• **What to work on**: All of the data that follows should be retyped exactly, please, except the pictures.

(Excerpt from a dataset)

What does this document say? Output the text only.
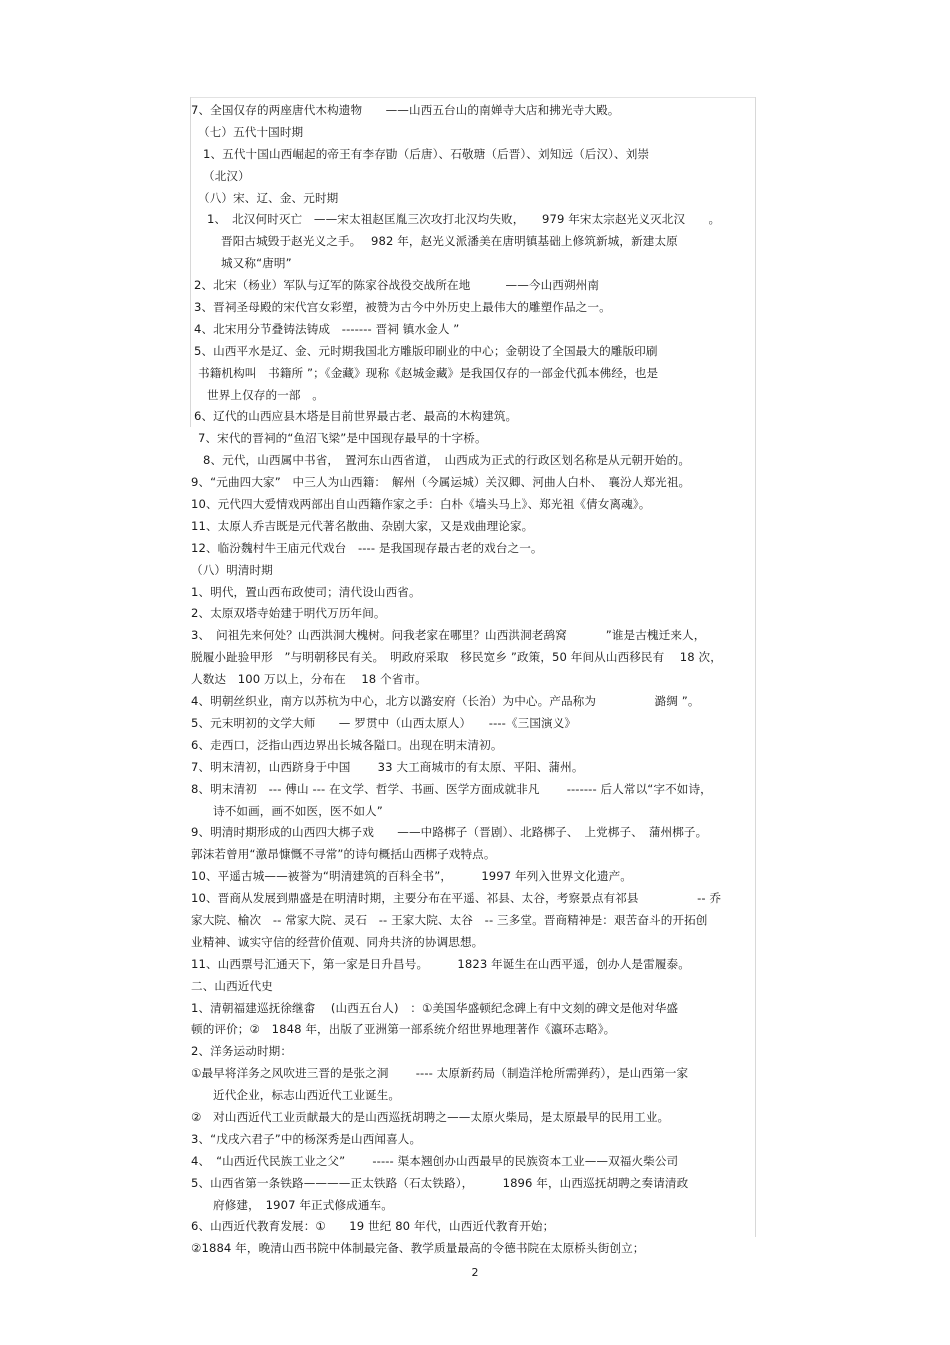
7、全国仅存的两座唐代木构遗物　　——山西五台山的南婵寺大店和拂光寺大殿。
（七）五代十国时期
1、五代十国山西崛起的帝王有李存勖（后唐）、石敬瑭（后晋）、刘知远（后汉）、刘崇
（北汉）
（八）宋、辽、金、元时期
1、　北汉何时灭亡　——宋太祖赵匡胤三次攻打北汉均失败，　　979 年宋太宗赵光义灭北汉　　。
晋阳古城毁于赵光义之手。　 982 年，赵光义派潘美在唐明镇基础上修筑新城，新建太原
城又称“唐明”
2、北宋（杨业）军队与辽军的陈家谷战役交战所在地　　　——今山西朔州南
3、晋祠圣母殿的宋代宫女彩塑，被赞为古今中外历史上最伟大的雕塑作品之一。
4、北宋用分节叠铸法铸成　------- 晋祠 镇水金人 ”
5、山西平水是辽、金、元时期我国北方雕版印刷业的中心；金朝设了全国最大的雕版印刷
书籍机构叫　书籍所 ”；《金藏》现称《赵城金藏》是我国仅存的一部金代孤本佛经，也是
世界上仅存的一部　。
6、辽代的山西应县木塔是目前世界最古老、最高的木构建筑。
7、宋代的晋祠的“鱼沼飞梁”是中国现存最早的十字桥。
8、元代，山西属中书省，　置河东山西省道，　山西成为正式的行政区划名称是从元朝开始的。
9、“元曲四大家”　中三人为山西籍：　解州（今属运城）关汉卿、河曲人白朴、　襄汾人郑光祖。
10、元代四大爱情戏两部出自山西籍作家之手：白朴《墙头马上》、郑光祖《倩女离魂》。
11、太原人乔吉既是元代著名散曲、杂剧大家，又是戏曲理论家。
12、临汾魏村牛王庙元代戏台　---- 是我国现存最古老的戏台之一。
（八）明清时期
1、明代，置山西布政使司；清代设山西省。
2、太原双塔寺始建于明代万历年间。
3、　问祖先来何处？山西洪洞大槐树。问我老家在哪里？山西洪洞老鸹窝　　　 ”谁是古槐迁来人，
脱履小趾验甲形　”与明朝移民有关。　明政府采取　移民宽乡 ”政策，50 年间从山西移民有　 18 次，
人数达　100 万以上，分布在　 18 个省市。
4、明朝丝织业，南方以苏杭为中心，北方以潞安府（长治）为中心。产品称为　　　　　潞绸 ”。
5、元末明初的文学大师　　— 罗贯中（山西太原人）　　----《三国演义》
6、走西口，泛指山西边界出长城各隘口。出现在明末清初。
7、明末清初，山西跻身于中国　　 33 大工商城市的有太原、平阳、蒲州。
8、明末清初　--- 傅山 --- 在文学、哲学、书画、医学方面成就非凡　　 ------- 后人常以“字不如诗，
诗不如画，画不如医，医不如人”
9、明清时期形成的山西四大梆子戏　　——中路梆子（晋剧）、北路梆子、　上党梆子、　蒲州梆子。
郭沫若曾用“激昂慷慨不寻常”的诗句概括山西梆子戏特点。
10、平遥古城——被誉为“明清建筑的百科全书”，　　　1997 年列入世界文化遗产。
10、晋商从发展到鼎盛是在明清时期，主要分布在平遥、祁县、太谷，考察景点有祁县　　　　　-- 乔
家大院、榆次　-- 常家大院、灵石　-- 王家大院、太谷　-- 三多堂。晋商精神是：艰苦奋斗的开拓创
业精神、诚实守信的经营价值观、同舟共济的协调思想。
11、山西票号汇通天下，第一家是日升昌号。　　　1823 年诞生在山西平遥，创办人是雷履泰。
二、山西近代史
1、清朝福建巡抚徐继畬　 (山西五台人)　：①美国华盛顿纪念碑上有中文刻的碑文是他对华盛
顿的评价；②　1848 年，出版了亚洲第一部系统介绍世界地理著作《瀛环志略》。
2、洋务运动时期：
①最早将洋务之风吹进三晋的是张之洞　　 ---- 太原新药局（制造洋枪所需弹药），是山西第一家
近代企业，标志山西近代工业诞生。
②　对山西近代工业贡献最大的是山西巡抚胡聘之——太原火柴局，是太原最早的民用工业。
3、“戊戌六君子”中的杨深秀是山西闻喜人。
4、　“山西近代民族工业之父”　　 ----- 渠本翘创办山西最早的民族资本工业——双福火柴公司
5、山西省第一条铁路————正太铁路（石太铁路），　　　1896 年，山西巡抚胡聘之奏请清政
府修建，　1907 年正式修成通车。
6、山西近代教育发展：①　　19 世纪 80 年代，山西近代教育开始；
②1884 年，晚清山西书院中体制最完备、教学质量最高的令德书院在太原桥头街创立；
2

• **Final answer**:
What does this document say? Output the text only.
7、全国仅存的两座唐代木构遗物　　——山西五台山的南婵寺大店和拂光寺大殿。
（七）五代十国时期
1、五代十国山西崛起的帝王有李存勖（后唐）、石敬瑭（后晋）、刘知远（后汉）、刘崇
（北汉）
（八）宋、辽、金、元时期
1、　北汉何时灭亡　——宋太祖赵匡胤三次攻打北汉均失败，　　979 年宋太宗赵光义灭北汉　　。
晋阳古城毁于赵光义之手。　 982 年，赵光义派潘美在唐明镇基础上修筑新城，新建太原
城又称“唐明”
2、北宋（杨业）军队与辽军的陈家谷战役交战所在地　　　——今山西朔州南
3、晋祠圣母殿的宋代宫女彩塑，被赞为古今中外历史上最伟大的雕塑作品之一。
4、北宋用分节叠铸法铸成　------- 晋祠 镇水金人 ”
5、山西平水是辽、金、元时期我国北方雕版印刷业的中心；金朝设了全国最大的雕版印刷
书籍机构叫　书籍所 ”；《金藏》现称《赵城金藏》是我国仅存的一部金代孤本佛经，也是
世界上仅存的一部　。
6、辽代的山西应县木塔是目前世界最古老、最高的木构建筑。
7、宋代的晋祠的“鱼沼飞梁”是中国现存最早的十字桥。
8、元代，山西属中书省，　置河东山西省道，　山西成为正式的行政区划名称是从元朝开始的。
9、“元曲四大家”　中三人为山西籍：　解州（今属运城）关汉卿、河曲人白朴、　襄汾人郑光祖。
10、元代四大爱情戏两部出自山西籍作家之手：白朴《墙头马上》、郑光祖《倩女离魂》。
11、太原人乔吉既是元代著名散曲、杂剧大家，又是戏曲理论家。
12、临汾魏村牛王庙元代戏台　---- 是我国现存最古老的戏台之一。
（八）明清时期
1、明代，置山西布政使司；清代设山西省。
2、太原双塔寺始建于明代万历年间。
3、　问祖先来何处？山西洪洞大槐树。问我老家在哪里？山西洪洞老鸹窝　　　 ”谁是古槐迁来人，
脱履小趾验甲形　”与明朝移民有关。　明政府采取　移民宽乡 ”政策，50 年间从山西移民有　 18 次，
人数达　100 万以上，分布在　 18 个省市。
4、明朝丝织业，南方以苏杭为中心，北方以潞安府（长治）为中心。产品称为　　　　　潞绸 ”。
5、元末明初的文学大师　　— 罗贯中（山西太原人）　　----《三国演义》
6、走西口，泛指山西边界出长城各隘口。出现在明末清初。
7、明末清初，山西跻身于中国　　 33 大工商城市的有太原、平阳、蒲州。
8、明末清初　--- 傅山 --- 在文学、哲学、书画、医学方面成就非凡　　 ------- 后人常以“字不如诗，
诗不如画，画不如医，医不如人”
9、明清时期形成的山西四大梆子戏　　——中路梆子（晋剧）、北路梆子、　上党梆子、　蒲州梆子。
郭沫若曾用“激昂慷慨不寻常”的诗句概括山西梆子戏特点。
10、平遥古城——被誉为“明清建筑的百科全书”，　　　1997 年列入世界文化遗产。
10、晋商从发展到鼎盛是在明清时期，主要分布在平遥、祁县、太谷，考察景点有祁县　　　　　-- 乔
家大院、榆次　-- 常家大院、灵石　-- 王家大院、太谷　-- 三多堂。晋商精神是：艰苦奋斗的开拓创
业精神、诚实守信的经营价值观、同舟共济的协调思想。
11、山西票号汇通天下，第一家是日升昌号。　　　1823 年诞生在山西平遥，创办人是雷履泰。
二、山西近代史
1、清朝福建巡抚徐继畬　 (山西五台人)　：①美国华盛顿纪念碑上有中文刻的碑文是他对华盛
顿的评价；②　1848 年，出版了亚洲第一部系统介绍世界地理著作《瀛环志略》。
2、洋务运动时期：
①最早将洋务之风吹进三晋的是张之洞　　 ---- 太原新药局（制造洋枪所需弹药），是山西第一家
近代企业，标志山西近代工业诞生。
②　对山西近代工业贡献最大的是山西巡抚胡聘之——太原火柴局，是太原最早的民用工业。
3、“戊戌六君子”中的杨深秀是山西闻喜人。
4、　“山西近代民族工业之父”　　 ----- 渠本翘创办山西最早的民族资本工业——双福火柴公司
5、山西省第一条铁路————正太铁路（石太铁路），　　　1896 年，山西巡抚胡聘之奏请清政
府修建，　1907 年正式修成通车。
6、山西近代教育发展：①　　19 世纪 80 年代，山西近代教育开始；
②1884 年，晚清山西书院中体制最完备、教学质量最高的令德书院在太原桥头街创立；
2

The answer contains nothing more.